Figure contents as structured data
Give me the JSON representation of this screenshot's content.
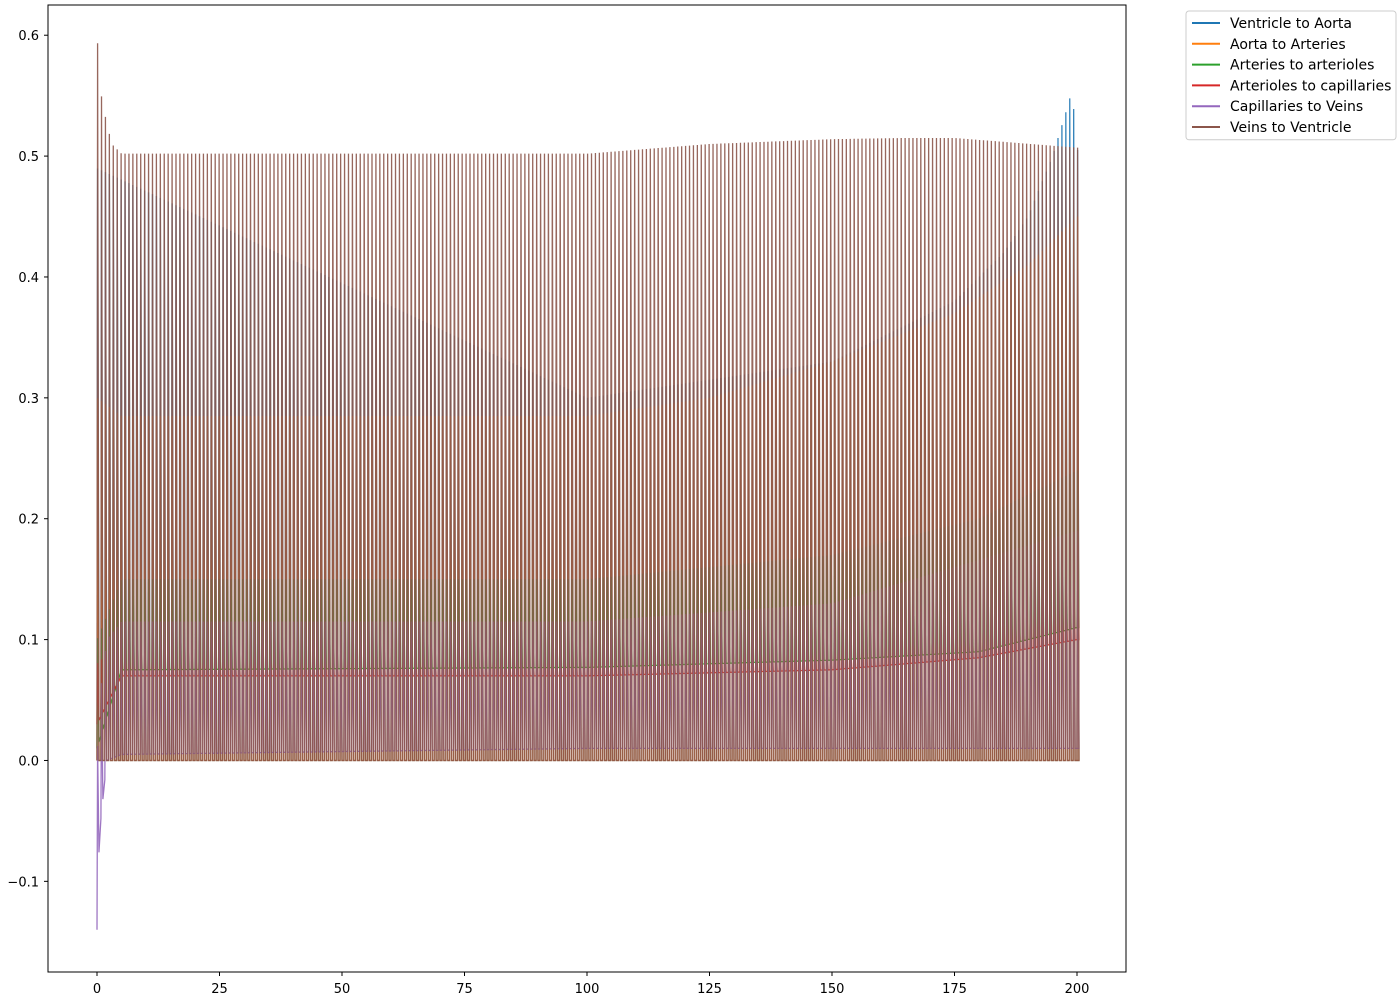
{
  "chart_data": {
    "type": "line",
    "title": "",
    "xlabel": "",
    "ylabel": "",
    "xlim": [
      -10,
      210
    ],
    "ylim": [
      -0.175,
      0.625
    ],
    "x_ticks": [
      0,
      25,
      50,
      75,
      100,
      125,
      150,
      175,
      200
    ],
    "y_ticks": [
      -0.1,
      0.0,
      0.1,
      0.2,
      0.3,
      0.4,
      0.5,
      0.6
    ],
    "x_tick_labels": [
      "0",
      "25",
      "50",
      "75",
      "100",
      "125",
      "150",
      "175",
      "200"
    ],
    "y_tick_labels": [
      "−0.1",
      "0.0",
      "0.1",
      "0.2",
      "0.3",
      "0.4",
      "0.5",
      "0.6"
    ],
    "grid": false,
    "legend_position": "outside top-right",
    "period": 0.8,
    "x_range": [
      0,
      200
    ],
    "series": [
      {
        "name": "Ventricle to Aorta",
        "color": "#1f77b4",
        "envelope": {
          "x": [
            0,
            100,
            150,
            175,
            185,
            190,
            195,
            198,
            199,
            200
          ],
          "min": [
            0,
            0,
            0,
            0,
            0,
            0,
            0,
            0,
            0,
            0
          ],
          "max": [
            0.49,
            0.3,
            0.33,
            0.38,
            0.42,
            0.45,
            0.5,
            0.54,
            0.555,
            0.505
          ]
        }
      },
      {
        "name": "Aorta to Arteries",
        "color": "#ff7f0e",
        "envelope": {
          "x": [
            0,
            5,
            100,
            125,
            150,
            175,
            190,
            200
          ],
          "min": [
            0,
            0,
            0,
            0,
            0,
            0,
            0,
            0
          ],
          "max": [
            0.3,
            0.285,
            0.285,
            0.3,
            0.33,
            0.37,
            0.41,
            0.45
          ]
        }
      },
      {
        "name": "Arteries to arterioles",
        "color": "#2ca02c",
        "envelope": {
          "x": [
            0,
            5,
            100,
            150,
            180,
            200
          ],
          "min": [
            0.01,
            0.075,
            0.077,
            0.083,
            0.09,
            0.11
          ],
          "max": [
            0.1,
            0.15,
            0.15,
            0.17,
            0.2,
            0.24
          ]
        }
      },
      {
        "name": "Arterioles to capillaries",
        "color": "#d62728",
        "envelope": {
          "x": [
            0,
            5,
            100,
            150,
            180,
            200
          ],
          "min": [
            0.03,
            0.07,
            0.07,
            0.075,
            0.085,
            0.1
          ],
          "max": [
            0.08,
            0.1,
            0.1,
            0.11,
            0.14,
            0.18
          ]
        }
      },
      {
        "name": "Capillaries to Veins",
        "color": "#9467bd",
        "envelope": {
          "x": [
            0,
            0.5,
            2,
            5,
            100,
            150,
            200
          ],
          "min": [
            -0.14,
            -0.06,
            0.0,
            0.005,
            0.01,
            0.01,
            0.01
          ],
          "max": [
            0.0,
            0.05,
            0.1,
            0.115,
            0.115,
            0.13,
            0.19
          ]
        }
      },
      {
        "name": "Veins to Ventricle",
        "color": "#8c564b",
        "envelope": {
          "x": [
            0,
            1,
            3,
            5,
            100,
            125,
            150,
            165,
            175,
            200
          ],
          "min": [
            0,
            0,
            0,
            0,
            0,
            0,
            0,
            0,
            0,
            0
          ],
          "max": [
            0.6,
            0.545,
            0.51,
            0.502,
            0.502,
            0.51,
            0.514,
            0.515,
            0.515,
            0.507
          ]
        }
      }
    ]
  }
}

- **WHAT TO DO**
State how many lines in the records above contain the word "Arteries", and give only that number.

- **RESPONSE BELOW**
2